AIM
All of the entries need to be written out again, exactly as they are.

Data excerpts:
-*-
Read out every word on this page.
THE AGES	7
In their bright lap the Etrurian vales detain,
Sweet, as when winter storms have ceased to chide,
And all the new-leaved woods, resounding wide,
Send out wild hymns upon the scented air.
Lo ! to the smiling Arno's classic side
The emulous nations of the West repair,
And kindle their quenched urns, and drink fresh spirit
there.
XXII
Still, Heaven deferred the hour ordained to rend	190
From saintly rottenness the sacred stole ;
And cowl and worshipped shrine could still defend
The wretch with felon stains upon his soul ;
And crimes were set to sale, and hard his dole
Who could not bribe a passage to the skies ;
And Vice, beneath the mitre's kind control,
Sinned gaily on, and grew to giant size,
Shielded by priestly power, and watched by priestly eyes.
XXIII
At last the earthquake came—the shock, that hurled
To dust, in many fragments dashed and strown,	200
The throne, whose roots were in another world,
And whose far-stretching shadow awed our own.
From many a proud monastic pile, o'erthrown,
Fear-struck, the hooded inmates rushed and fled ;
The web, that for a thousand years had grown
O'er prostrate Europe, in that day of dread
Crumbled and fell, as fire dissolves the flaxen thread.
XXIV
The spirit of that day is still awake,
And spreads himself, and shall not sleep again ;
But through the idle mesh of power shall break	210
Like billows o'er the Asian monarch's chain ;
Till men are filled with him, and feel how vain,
-*-
EXERCISE ANSWER
Read out every word on this page.
THE AGES	7
In their bright lap the Etrurian vales detain,
Sweet, as when winter storms have ceased to chide,
And all the new-leaved woods, resounding wide,
Send out wild hymns upon the scented air.
Lo ! to the smiling Arno's classic side
The emulous nations of the West repair,
And kindle their quenched urns, and drink fresh spirit
there.
XXII
Still, Heaven deferred the hour ordained to rend	190
From saintly rottenness the sacred stole ;
And cowl and worshipped shrine could still defend
The wretch with felon stains upon his soul ;
And crimes were set to sale, and hard his dole
Who could not bribe a passage to the skies ;
And Vice, beneath the mitre's kind control,
Sinned gaily on, and grew to giant size,
Shielded by priestly power, and watched by priestly eyes.
XXIII
At last the earthquake came—the shock, that hurled
To dust, in many fragments dashed and strown,	200
The throne, whose roots were in another world,
And whose far-stretching shadow awed our own.
From many a proud monastic pile, o'erthrown,
Fear-struck, the hooded inmates rushed and fled ;
The web, that for a thousand years had grown
O'er prostrate Europe, in that day of dread
Crumbled and fell, as fire dissolves the flaxen thread.
XXIV
The spirit of that day is still awake,
And spreads himself, and shall not sleep again ;
But through the idle mesh of power shall break	210
Like billows o'er the Asian monarch's chain ;
Till men are filled with him, and feel how vain,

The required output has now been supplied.